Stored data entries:
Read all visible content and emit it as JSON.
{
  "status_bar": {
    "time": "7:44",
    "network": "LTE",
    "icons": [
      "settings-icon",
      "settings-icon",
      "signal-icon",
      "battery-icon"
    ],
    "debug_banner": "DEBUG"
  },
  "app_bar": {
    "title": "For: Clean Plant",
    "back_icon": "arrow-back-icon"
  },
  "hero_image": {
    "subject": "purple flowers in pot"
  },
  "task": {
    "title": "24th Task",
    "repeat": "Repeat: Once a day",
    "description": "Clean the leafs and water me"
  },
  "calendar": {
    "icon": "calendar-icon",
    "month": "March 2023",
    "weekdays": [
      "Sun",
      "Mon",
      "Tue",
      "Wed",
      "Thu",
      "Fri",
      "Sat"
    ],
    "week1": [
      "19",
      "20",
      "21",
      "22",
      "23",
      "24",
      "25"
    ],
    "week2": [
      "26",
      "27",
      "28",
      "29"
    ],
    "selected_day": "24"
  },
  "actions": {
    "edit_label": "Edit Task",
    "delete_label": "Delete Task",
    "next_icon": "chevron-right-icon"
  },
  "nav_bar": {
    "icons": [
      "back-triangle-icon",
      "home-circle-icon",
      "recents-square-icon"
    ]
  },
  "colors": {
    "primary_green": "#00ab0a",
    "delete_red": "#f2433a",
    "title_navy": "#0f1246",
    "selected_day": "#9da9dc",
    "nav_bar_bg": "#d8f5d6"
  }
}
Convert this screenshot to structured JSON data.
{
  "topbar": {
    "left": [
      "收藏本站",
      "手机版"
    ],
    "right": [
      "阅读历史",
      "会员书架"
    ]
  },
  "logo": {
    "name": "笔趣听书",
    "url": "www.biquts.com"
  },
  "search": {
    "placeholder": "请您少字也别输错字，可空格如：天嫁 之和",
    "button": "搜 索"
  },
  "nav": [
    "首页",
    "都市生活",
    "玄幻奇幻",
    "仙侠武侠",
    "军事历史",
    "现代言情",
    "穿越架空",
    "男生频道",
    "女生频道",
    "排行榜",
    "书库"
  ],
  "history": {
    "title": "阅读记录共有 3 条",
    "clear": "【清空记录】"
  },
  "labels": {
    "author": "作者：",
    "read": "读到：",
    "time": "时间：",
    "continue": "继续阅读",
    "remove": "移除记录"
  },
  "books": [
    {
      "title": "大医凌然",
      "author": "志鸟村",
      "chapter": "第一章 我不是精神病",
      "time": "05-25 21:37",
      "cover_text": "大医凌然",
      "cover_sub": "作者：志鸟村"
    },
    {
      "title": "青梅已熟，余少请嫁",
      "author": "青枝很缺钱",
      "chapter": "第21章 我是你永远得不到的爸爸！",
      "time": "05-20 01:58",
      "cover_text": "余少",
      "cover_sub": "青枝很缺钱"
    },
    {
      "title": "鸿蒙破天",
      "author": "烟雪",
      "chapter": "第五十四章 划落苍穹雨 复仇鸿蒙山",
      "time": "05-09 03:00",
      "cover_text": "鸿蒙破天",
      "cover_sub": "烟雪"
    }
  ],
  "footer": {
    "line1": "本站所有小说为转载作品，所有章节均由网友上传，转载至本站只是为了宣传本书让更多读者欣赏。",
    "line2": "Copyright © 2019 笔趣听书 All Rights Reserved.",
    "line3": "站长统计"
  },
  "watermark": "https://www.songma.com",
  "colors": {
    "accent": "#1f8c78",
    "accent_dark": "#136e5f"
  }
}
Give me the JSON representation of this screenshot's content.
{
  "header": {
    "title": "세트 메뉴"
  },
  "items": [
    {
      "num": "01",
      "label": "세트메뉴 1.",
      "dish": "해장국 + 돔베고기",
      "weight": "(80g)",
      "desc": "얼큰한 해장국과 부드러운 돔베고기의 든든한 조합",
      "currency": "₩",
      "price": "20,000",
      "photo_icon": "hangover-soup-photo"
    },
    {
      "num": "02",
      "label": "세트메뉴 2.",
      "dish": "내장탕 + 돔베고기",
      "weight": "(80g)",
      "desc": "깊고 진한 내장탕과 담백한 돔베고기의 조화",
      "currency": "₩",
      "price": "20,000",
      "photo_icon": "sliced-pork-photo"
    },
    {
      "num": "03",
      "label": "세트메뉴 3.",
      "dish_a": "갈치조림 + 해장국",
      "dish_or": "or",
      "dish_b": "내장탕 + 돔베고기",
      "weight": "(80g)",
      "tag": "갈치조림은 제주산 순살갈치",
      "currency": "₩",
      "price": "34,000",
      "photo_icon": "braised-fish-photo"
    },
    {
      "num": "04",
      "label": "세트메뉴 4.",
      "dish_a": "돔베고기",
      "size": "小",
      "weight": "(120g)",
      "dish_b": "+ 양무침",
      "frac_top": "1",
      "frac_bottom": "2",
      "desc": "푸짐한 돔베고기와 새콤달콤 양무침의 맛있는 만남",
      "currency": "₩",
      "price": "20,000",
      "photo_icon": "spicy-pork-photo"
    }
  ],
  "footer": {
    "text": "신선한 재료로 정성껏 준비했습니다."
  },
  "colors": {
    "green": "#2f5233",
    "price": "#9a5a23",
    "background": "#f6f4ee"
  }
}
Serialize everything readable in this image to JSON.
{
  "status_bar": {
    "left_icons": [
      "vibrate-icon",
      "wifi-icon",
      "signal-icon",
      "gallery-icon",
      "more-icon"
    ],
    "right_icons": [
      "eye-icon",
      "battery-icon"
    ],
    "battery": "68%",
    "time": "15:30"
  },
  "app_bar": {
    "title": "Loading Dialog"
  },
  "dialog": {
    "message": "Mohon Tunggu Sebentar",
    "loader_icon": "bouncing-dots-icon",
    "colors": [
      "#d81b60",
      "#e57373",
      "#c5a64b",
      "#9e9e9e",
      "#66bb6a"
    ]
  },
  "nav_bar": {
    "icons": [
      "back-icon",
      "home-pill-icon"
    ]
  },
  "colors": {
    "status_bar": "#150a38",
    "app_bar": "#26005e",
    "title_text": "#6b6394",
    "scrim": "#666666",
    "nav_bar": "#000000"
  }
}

→ Given task
Scan the records above for the string "time", then select every line that holds it.

→ Solved problem
    "time": "7:44",
    "time": "时间：",
      "time": "05-25 21:37",
      "time": "05-20 01:58",
      "time": "05-09 03:00",
    "time": "15:30"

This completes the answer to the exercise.